** Opening TEXT SEGMENT block **

A total of 868 variants (SNV/INDELS) were reported in the cohort of patients. Fourteen and 46 samples showed the presence of aneuploidy and CNVs in some of the genes studied, respectively. Thirty-five patients showed some of the recurrent fusion genes included in the panel design. No SNVs/INDELs were reported in control samples. The controls also showed an unaltered CNV profile. The NGS panel was highly reproducible compared with the duplicate sequenced samples and the results obtained from sequencing the different types of samples, such as fresh cells, cryopreserved cells, and tumor tissue (
Table S10).
Validation assays determined sensitivity and specificity of 96.3% and 90.0% for SNV/INDEL detection compared with other sequencing methodologies; 89.7% and 100% for detecting fusion genes compared with FISH; 93.3% and 100% for aneuploidy detection compared with karyotyping, and 95.5% and 100% for the detection of CNVs compared with MLPA (
Table S11).
Most of the alterations (>90%) detected with the custom NGS panel could be validated by other techniques (karyotyping, FISH, MLPA, aCGH, PCR, or other sequencing methodologies) and showed high levels of concordance.
3.2. High Sensitivity and Reproducibility in SNV/INDEL Detection
A total of 86.7% of the analyzed samples (65/75) featured a mutation in at least one of the genes studied, with a mean of 1.8 mutations per patient (range 0–6). One hundred and fifty-three variants were selected after applying the quality filters and removing SNPs and possible sequencing artifacts, of which most were non-synonymous SNVs (83.1%). These variants were detected in 55 of the genes studied. The most frequently altered gene was
NRAS, which was detected in 30% of patients, followed by
KRAS,
JAK2,
PAX5, and
IKZF1, which were detected in more than 8% of the cohort (
Figure 1). Over 70% of the mutations detected in the
NRAS and
KRAS genes were the hotspots located at codons 12 and 13. Furthermore, mutational hotspots R683 and T875 of
JAK2 were the most recurrent mutations observed in this gene (
Table S12).
The mutational status of
JAK2,
TP53,
IL7R,
PAX5,
CRLF2, and
LEF1 genes, determined by 454 Junior sequencing in 62 of patients, and the mutational status of 52 genes, determined by an amplicon-based NGS panel (Illumina) in 18 patients, were used for custom NGS panel validation in mutation detection. In this way, the regions common to all panels were analyzed (454 Junior sequencing/amplicon panel vs. custom NGS panel). The analysis revealed 18 samples to have mutations in at least one of these common regions. The mutations reported by the NGS custom panel faithfully reproduced the alterations detected by the other sequencing methodologies, yielding an almost identical VAF in almost all samples (
Table 1).
In the ID24 sample, the variant p.E220D in the
CRLF2 gene was detected by all sequencing techniques but with discrepancies in the VAF. While similar VAFs (about 5%) were obtained with the custom panel and the amplicon panel, a higher VAF (75%) was observed with 454 Junior sequencing. Similarly, the mutation in
PAX5 (p.V267D) observed in the sample ID34 showed discrepancies in the VAF estimated by the different panels. On the other hand, a mutation in the
TP53 gene detected by the 454 Junior and amplicon panels was not detected by the custom NGS panel in ID25, probably because it was present in such a low percentage of cells (VAF ~3%). By contrast, two other mutations in the ID71 and ID72 samples were only detected by the custom NGS panel (
Table 1).

** Closing TEXT SEGMENT block **

### ACTIVITY
Answer these questions from the NGS panel text above, giving each answer on its own line marked with the same letter.
(a) What sensitivity and specificity did the panel show for detecting fusion genes compared with FISH?
(b) Which gene was most frequently altered, and in what share of patients?
(c) What VAF did 454 Junior sequencing give for the CRLF2 variant in sample ID24?

** Opening DATA FOR REVIEW block **

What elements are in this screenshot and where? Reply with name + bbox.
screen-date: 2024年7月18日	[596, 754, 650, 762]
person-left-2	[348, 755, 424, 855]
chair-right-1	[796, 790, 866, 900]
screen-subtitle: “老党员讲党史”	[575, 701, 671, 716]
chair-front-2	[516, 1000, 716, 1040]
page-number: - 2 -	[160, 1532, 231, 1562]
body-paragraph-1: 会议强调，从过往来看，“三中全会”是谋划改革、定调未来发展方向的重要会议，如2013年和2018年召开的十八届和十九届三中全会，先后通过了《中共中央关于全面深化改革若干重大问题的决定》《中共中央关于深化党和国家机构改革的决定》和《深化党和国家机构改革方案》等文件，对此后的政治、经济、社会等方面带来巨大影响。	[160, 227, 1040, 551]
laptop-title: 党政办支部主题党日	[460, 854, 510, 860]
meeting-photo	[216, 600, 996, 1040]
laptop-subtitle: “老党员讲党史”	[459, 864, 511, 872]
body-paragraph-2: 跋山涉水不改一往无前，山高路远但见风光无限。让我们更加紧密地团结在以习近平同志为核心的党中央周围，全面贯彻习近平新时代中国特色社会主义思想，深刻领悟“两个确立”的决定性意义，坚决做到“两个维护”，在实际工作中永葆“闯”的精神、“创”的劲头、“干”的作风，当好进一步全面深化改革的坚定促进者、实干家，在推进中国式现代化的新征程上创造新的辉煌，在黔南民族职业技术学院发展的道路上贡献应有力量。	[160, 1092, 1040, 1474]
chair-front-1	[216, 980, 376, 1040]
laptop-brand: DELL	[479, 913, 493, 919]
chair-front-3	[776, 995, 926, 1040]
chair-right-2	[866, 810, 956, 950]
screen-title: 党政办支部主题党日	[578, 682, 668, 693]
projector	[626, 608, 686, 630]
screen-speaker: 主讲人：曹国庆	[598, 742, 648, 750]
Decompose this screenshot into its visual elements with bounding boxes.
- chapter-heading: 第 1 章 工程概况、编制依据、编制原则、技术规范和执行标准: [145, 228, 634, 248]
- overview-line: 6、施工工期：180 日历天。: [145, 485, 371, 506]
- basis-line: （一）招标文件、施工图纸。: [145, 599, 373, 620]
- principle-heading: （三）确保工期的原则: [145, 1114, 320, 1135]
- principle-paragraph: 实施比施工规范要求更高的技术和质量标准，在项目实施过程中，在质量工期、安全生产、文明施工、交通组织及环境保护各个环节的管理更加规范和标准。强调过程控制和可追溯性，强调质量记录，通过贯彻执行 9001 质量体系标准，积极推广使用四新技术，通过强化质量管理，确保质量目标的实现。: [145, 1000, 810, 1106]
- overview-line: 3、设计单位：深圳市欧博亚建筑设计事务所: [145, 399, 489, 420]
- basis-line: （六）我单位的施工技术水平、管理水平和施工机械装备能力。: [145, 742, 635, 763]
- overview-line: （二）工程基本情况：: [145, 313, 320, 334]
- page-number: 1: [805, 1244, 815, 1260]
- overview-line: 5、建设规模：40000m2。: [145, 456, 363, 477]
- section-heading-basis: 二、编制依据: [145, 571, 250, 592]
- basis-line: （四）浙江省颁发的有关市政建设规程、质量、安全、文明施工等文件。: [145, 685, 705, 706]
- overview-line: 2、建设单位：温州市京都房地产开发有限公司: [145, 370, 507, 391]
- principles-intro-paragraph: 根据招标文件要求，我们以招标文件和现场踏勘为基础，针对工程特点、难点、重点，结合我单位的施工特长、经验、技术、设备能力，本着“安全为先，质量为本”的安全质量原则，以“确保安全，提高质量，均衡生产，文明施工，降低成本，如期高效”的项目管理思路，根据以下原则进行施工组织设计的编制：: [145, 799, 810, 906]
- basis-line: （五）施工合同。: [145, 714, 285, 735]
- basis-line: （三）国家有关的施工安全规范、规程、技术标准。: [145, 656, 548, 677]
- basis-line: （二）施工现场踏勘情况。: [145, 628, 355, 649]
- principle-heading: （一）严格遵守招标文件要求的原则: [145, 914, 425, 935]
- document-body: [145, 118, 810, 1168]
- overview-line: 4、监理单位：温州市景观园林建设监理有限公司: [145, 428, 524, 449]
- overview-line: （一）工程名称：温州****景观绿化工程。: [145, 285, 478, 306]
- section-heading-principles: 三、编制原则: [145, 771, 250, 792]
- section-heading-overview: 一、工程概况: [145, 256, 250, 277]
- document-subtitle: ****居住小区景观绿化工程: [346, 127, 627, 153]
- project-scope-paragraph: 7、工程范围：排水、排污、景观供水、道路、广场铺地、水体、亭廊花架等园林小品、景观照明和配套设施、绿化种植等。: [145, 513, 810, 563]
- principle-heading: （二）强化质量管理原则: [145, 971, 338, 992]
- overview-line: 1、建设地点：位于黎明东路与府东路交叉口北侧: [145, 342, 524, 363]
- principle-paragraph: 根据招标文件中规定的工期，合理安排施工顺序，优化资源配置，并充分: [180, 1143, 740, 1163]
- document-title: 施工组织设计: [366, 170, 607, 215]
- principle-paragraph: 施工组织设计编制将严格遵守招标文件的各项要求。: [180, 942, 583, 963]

** Closing DATA FOR REVIEW block **

### SOLVED PROBLEM
(a) 89.7% sensitivity and 100% specificity.
(b) NRAS, in 30% of patients.
(c) 75%.